> _Dataset_
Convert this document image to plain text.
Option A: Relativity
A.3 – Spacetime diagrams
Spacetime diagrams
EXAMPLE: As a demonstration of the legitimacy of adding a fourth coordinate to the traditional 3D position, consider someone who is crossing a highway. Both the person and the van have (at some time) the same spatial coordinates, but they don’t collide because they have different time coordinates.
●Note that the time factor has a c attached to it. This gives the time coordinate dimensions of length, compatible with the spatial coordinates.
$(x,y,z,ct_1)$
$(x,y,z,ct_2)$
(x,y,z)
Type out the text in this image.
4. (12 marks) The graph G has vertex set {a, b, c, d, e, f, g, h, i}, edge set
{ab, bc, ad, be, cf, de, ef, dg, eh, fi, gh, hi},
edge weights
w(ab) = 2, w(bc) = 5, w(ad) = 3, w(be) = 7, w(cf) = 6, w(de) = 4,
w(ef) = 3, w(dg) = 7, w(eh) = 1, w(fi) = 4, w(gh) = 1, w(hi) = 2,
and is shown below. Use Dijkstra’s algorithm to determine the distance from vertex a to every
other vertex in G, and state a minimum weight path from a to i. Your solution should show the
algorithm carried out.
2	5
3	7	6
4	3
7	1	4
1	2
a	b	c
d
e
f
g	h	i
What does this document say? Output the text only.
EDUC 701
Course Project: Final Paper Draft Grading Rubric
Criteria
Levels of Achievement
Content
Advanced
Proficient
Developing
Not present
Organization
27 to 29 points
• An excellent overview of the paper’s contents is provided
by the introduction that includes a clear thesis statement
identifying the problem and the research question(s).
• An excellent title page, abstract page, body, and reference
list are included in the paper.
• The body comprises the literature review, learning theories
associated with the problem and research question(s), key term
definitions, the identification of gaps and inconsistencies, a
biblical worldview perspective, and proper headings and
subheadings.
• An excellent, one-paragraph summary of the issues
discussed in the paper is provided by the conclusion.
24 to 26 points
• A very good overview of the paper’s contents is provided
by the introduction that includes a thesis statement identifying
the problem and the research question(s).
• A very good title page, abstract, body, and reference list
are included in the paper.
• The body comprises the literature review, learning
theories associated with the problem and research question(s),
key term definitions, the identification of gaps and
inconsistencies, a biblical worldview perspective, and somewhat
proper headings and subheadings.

> _Exercise instructions_
All of the data above should be transcribed exactly.

> _Solution_
Convert this document image to plain text.
Option A: Relativity
A.3 – Spacetime diagrams
Spacetime diagrams
EXAMPLE: As a demonstration of the legitimacy of adding a fourth coordinate to the traditional 3D position, consider someone who is crossing a highway. Both the person and the van have (at some time) the same spatial coordinates, but they don’t collide because they have different time coordinates.
●Note that the time factor has a c attached to it. This gives the time coordinate dimensions of length, compatible with the spatial coordinates.
$(x,y,z,ct_1)$
$(x,y,z,ct_2)$
(x,y,z)
Type out the text in this image.
4. (12 marks) The graph G has vertex set {a, b, c, d, e, f, g, h, i}, edge set
{ab, bc, ad, be, cf, de, ef, dg, eh, fi, gh, hi},
edge weights
w(ab) = 2, w(bc) = 5, w(ad) = 3, w(be) = 7, w(cf) = 6, w(de) = 4,
w(ef) = 3, w(dg) = 7, w(eh) = 1, w(fi) = 4, w(gh) = 1, w(hi) = 2,
and is shown below. Use Dijkstra’s algorithm to determine the distance from vertex a to every
other vertex in G, and state a minimum weight path from a to i. Your solution should show the
algorithm carried out.
2	5
3	7	6
4	3
7	1	4
1	2
a	b	c
d
e
f
g	h	i
What does this document say? Output the text only.
EDUC 701
Course Project: Final Paper Draft Grading Rubric
Criteria
Levels of Achievement
Content
Advanced
Proficient
Developing
Not present
Organization
27 to 29 points
• An excellent overview of the paper’s contents is provided
by the introduction that includes a clear thesis statement
identifying the problem and the research question(s).
• An excellent title page, abstract page, body, and reference
list are included in the paper.
• The body comprises the literature review, learning theories
associated with the problem and research question(s), key term
definitions, the identification of gaps and inconsistencies, a
biblical worldview perspective, and proper headings and
subheadings.
• An excellent, one-paragraph summary of the issues
discussed in the paper is provided by the conclusion.
24 to 26 points
• A very good overview of the paper’s contents is provided
by the introduction that includes a thesis statement identifying
the problem and the research question(s).
• A very good title page, abstract, body, and reference list
are included in the paper.
• The body comprises the literature review, learning
theories associated with the problem and research question(s),
key term definitions, the identification of gaps and
inconsistencies, a biblical worldview perspective, and somewhat
proper headings and subheadings.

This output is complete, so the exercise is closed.